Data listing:
------------------------------------------------------------

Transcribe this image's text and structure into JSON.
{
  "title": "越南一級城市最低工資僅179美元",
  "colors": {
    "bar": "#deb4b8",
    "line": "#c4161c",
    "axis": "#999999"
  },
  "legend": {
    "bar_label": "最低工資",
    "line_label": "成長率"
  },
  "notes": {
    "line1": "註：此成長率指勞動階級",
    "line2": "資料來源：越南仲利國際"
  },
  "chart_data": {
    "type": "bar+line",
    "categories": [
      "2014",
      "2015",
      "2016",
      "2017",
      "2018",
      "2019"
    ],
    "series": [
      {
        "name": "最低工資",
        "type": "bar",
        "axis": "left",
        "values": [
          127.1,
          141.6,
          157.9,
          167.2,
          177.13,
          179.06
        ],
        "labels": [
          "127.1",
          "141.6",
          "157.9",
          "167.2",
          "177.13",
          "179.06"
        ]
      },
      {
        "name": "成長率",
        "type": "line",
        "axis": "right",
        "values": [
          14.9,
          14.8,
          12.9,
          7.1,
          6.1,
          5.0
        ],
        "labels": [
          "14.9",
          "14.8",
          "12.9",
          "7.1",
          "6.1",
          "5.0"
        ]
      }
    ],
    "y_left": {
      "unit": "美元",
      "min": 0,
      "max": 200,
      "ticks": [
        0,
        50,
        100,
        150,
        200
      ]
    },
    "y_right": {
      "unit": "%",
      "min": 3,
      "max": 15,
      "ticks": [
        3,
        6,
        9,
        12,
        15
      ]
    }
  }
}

------------------------------------------------------------

* **PROBLEM TO SOLVE**: The records above must be repeated exactly, every one of them.

* **RESULT**:
Transcribe this image's text and structure into JSON.
{
  "title": "越南一級城市最低工資僅179美元",
  "colors": {
    "bar": "#deb4b8",
    "line": "#c4161c",
    "axis": "#999999"
  },
  "legend": {
    "bar_label": "最低工資",
    "line_label": "成長率"
  },
  "notes": {
    "line1": "註：此成長率指勞動階級",
    "line2": "資料來源：越南仲利國際"
  },
  "chart_data": {
    "type": "bar+line",
    "categories": [
      "2014",
      "2015",
      "2016",
      "2017",
      "2018",
      "2019"
    ],
    "series": [
      {
        "name": "最低工資",
        "type": "bar",
        "axis": "left",
        "values": [
          127.1,
          141.6,
          157.9,
          167.2,
          177.13,
          179.06
        ],
        "labels": [
          "127.1",
          "141.6",
          "157.9",
          "167.2",
          "177.13",
          "179.06"
        ]
      },
      {
        "name": "成長率",
        "type": "line",
        "axis": "right",
        "values": [
          14.9,
          14.8,
          12.9,
          7.1,
          6.1,
          5.0
        ],
        "labels": [
          "14.9",
          "14.8",
          "12.9",
          "7.1",
          "6.1",
          "5.0"
        ]
      }
    ],
    "y_left": {
      "unit": "美元",
      "min": 0,
      "max": 200,
      "ticks": [
        0,
        50,
        100,
        150,
        200
      ]
    },
    "y_right": {
      "unit": "%",
      "min": 3,
      "max": 15,
      "ticks": [
        3,
        6,
        9,
        12,
        15
      ]
    }
  }
}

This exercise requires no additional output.